# [Alıştırma yönergesi]
Hz. Fatıma'nın, yaşlı annesi adına namazla ilgili sorular soran kadına verdiği cevabı anlatan rivayeti, son cümlesinden sonra devam ettirin.
**** Okuma parçası
Yine bir rivayette şöyle okumaktayız: Günlerden bir gün kadının biri Hz. Zehra’nın –s– huzuruna çıktı ve şöyle arz etti: benim yaşlı bir annem var, namaz hakkında bazı meseleleri vardı beni size gönderdi ki bu meseleleri sorayım ve sizin cevaplarınızı ona arz edeyim. Kadın ardından sorularını sormaya başladı ve Hz. Fatıma –s– da sorularına cevap verdi. Kadın on soru sordu ve hepsini cevabını aldı, ardından soruların çokluğu yüzünden utandı ve şöyle arz etti: ey Resulullah’ın –s– kızı, ben çok soru sordum ve sizi eziyet ettim. Hz. Fatıma –s– şöyle karşılık verdi: Acaba birine ağır bir yük versen ve o yükü çatıya çıkarmasını söylesen ve karşılığında da yüz bin dinar altın versen, bu yük ona ağır gelir mi? kadın, hayır diye arz etti. Hz. Fatıma –s– şöyle devam etti: ben cevap verdiğim her mesele için daha fazla ücret alıyorum. Babam Resulullah’tan –s– şöyle buyurduğunu duymuştum: Kıyamet gününde bizi izleyen alimlere Allah’ın kullarını irşad ve hidayete erdirme yolunda harcadıkları çaba ve tahsil ettikleri ilim kadar halat verilir. Ardından nida gelir: sizden ilim öğrenenlere halat verin ve onlar da halat dağıtmaya başlar. Bu halatların her biri nur cinsindendir ve güneşin üzerinde parladığı her şeyden bin bin mertebe daha iyidir.
********
**** Verilen bilgiler
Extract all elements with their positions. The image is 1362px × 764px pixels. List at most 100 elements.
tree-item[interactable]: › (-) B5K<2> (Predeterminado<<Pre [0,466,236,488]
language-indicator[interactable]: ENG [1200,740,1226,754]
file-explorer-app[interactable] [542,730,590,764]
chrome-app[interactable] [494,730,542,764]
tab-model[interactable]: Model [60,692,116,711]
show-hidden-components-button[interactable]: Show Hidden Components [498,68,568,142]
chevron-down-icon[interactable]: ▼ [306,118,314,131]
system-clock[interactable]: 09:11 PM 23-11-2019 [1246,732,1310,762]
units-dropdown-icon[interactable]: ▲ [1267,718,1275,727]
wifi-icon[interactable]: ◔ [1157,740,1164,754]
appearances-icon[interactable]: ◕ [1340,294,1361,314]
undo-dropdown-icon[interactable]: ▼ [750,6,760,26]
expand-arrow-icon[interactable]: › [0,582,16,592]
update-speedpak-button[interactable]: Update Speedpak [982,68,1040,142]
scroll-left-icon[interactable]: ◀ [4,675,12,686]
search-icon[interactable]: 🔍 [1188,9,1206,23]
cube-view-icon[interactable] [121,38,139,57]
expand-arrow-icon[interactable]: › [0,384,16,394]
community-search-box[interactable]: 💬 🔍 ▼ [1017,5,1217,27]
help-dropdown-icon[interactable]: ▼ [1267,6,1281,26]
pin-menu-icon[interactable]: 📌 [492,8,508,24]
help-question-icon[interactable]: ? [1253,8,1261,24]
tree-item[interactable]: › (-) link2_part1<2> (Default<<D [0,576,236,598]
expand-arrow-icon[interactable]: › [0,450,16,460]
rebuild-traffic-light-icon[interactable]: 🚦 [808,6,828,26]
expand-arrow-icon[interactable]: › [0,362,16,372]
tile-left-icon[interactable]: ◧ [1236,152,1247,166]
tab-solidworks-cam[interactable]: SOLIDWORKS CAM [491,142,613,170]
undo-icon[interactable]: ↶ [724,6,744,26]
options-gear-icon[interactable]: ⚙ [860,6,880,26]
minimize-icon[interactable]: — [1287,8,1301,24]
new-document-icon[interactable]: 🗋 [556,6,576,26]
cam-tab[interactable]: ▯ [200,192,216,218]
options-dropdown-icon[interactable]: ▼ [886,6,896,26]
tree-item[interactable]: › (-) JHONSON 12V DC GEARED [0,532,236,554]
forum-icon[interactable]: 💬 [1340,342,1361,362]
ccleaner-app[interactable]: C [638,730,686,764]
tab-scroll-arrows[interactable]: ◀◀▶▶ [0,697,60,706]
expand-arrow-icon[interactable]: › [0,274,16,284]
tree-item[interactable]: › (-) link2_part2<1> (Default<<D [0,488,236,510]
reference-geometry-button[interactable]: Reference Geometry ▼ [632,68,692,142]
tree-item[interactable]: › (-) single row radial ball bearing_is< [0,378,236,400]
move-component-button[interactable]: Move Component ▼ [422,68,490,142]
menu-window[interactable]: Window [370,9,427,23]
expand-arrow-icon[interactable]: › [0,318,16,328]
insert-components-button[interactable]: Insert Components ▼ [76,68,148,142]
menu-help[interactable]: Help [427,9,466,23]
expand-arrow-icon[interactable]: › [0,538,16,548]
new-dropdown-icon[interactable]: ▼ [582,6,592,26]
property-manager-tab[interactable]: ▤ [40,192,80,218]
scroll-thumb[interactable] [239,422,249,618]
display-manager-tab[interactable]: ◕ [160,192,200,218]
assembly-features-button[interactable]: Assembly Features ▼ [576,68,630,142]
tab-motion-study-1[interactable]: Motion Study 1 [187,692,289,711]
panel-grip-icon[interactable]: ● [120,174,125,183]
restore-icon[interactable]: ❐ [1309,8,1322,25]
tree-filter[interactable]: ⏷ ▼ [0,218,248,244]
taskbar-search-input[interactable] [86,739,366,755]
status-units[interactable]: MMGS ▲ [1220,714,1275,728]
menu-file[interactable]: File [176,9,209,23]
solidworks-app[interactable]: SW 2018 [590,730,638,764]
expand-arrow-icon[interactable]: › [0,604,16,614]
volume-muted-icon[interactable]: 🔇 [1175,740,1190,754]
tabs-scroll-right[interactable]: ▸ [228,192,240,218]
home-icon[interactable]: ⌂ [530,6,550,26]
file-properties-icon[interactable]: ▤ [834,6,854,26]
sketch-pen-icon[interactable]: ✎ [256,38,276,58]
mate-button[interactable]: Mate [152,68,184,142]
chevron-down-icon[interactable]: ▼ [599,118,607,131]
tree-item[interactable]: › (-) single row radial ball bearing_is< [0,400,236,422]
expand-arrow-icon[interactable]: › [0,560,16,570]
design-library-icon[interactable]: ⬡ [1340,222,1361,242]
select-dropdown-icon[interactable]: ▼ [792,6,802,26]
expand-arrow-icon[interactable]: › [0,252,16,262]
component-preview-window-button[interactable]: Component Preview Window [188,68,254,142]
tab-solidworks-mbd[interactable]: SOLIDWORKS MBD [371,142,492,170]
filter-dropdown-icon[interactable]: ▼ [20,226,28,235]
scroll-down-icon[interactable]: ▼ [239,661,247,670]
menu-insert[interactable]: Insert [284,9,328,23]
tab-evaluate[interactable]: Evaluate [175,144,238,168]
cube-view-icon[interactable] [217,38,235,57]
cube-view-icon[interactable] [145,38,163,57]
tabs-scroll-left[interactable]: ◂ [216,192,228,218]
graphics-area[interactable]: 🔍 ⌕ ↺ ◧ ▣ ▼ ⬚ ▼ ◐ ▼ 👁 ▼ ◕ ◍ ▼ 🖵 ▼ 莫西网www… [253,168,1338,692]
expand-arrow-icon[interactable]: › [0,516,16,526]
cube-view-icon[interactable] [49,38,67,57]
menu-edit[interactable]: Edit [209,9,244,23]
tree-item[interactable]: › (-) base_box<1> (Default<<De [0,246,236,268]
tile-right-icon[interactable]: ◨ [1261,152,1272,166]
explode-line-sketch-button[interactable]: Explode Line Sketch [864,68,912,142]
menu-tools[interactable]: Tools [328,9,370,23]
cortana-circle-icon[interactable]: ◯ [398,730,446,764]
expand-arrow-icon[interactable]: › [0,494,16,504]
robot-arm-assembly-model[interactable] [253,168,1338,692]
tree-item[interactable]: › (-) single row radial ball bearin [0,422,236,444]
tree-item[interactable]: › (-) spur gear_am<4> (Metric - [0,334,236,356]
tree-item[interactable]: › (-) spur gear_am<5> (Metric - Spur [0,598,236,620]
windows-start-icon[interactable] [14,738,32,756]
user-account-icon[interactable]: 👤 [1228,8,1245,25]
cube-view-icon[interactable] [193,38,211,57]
********
# [Yanıt]
Zuhruf suresinin 86. Ayetine göre de haklı şahitlik edenler de kıyamet gününde şefaatte bulunabileceklerin arasında yer alır. Burada şahadet savaşta hayatını kaybetmek anlamında değil, amellere şahitlik etme anlamına gelir. Kuşkusuz Allah yolunda şehadet mertebesine nail olan ve canını din ve iman yolunda feda edenler de kıyamet gününde şefaat edenlerin arasında yer alır. İslam Peygamberi –s– şöyle buyurur:
Allah teala katında şefaatte bulunan ve şefaat talepleri kabul edilenler üç kesimdir. İlkin peygamberdir ve ardından ulema ve daha sonra da şehitlerdir.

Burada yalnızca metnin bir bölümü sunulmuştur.